** Start **

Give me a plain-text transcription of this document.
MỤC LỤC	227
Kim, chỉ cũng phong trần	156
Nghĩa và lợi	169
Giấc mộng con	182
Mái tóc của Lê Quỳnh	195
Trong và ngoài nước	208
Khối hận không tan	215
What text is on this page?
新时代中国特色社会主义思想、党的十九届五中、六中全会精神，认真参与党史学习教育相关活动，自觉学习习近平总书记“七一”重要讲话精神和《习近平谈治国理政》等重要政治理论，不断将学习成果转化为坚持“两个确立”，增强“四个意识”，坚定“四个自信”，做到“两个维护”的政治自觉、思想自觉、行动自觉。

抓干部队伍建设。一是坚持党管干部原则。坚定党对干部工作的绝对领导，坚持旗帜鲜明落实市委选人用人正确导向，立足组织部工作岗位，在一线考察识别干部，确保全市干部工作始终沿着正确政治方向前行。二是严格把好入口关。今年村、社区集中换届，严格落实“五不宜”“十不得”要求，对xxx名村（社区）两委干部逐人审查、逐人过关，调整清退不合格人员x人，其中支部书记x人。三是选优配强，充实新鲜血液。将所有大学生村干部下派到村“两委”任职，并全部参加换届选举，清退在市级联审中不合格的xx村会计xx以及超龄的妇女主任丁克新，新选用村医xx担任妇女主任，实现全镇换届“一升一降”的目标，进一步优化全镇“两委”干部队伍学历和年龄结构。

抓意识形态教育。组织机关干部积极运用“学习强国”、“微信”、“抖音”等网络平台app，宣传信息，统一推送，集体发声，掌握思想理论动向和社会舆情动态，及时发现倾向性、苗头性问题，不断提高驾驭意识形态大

** End **

### WHAT IS NEEDED
Could you give again exactly the lines from the line containing "What text is on this page?" through the final line of the data above, and no others?

### ANSWER TO THIS TASK
What text is on this page?
新时代中国特色社会主义思想、党的十九届五中、六中全会精神，认真参与党史学习教育相关活动，自觉学习习近平总书记“七一”重要讲话精神和《习近平谈治国理政》等重要政治理论，不断将学习成果转化为坚持“两个确立”，增强“四个意识”，坚定“四个自信”，做到“两个维护”的政治自觉、思想自觉、行动自觉。

抓干部队伍建设。一是坚持党管干部原则。坚定党对干部工作的绝对领导，坚持旗帜鲜明落实市委选人用人正确导向，立足组织部工作岗位，在一线考察识别干部，确保全市干部工作始终沿着正确政治方向前行。二是严格把好入口关。今年村、社区集中换届，严格落实“五不宜”“十不得”要求，对xxx名村（社区）两委干部逐人审查、逐人过关，调整清退不合格人员x人，其中支部书记x人。三是选优配强，充实新鲜血液。将所有大学生村干部下派到村“两委”任职，并全部参加换届选举，清退在市级联审中不合格的xx村会计xx以及超龄的妇女主任丁克新，新选用村医xx担任妇女主任，实现全镇换届“一升一降”的目标，进一步优化全镇“两委”干部队伍学历和年龄结构。

抓意识形态教育。组织机关干部积极运用“学习强国”、“微信”、“抖音”等网络平台app，宣传信息，统一推送，集体发声，掌握思想理论动向和社会舆情动态，及时发现倾向性、苗头性问题，不断提高驾驭意识形态大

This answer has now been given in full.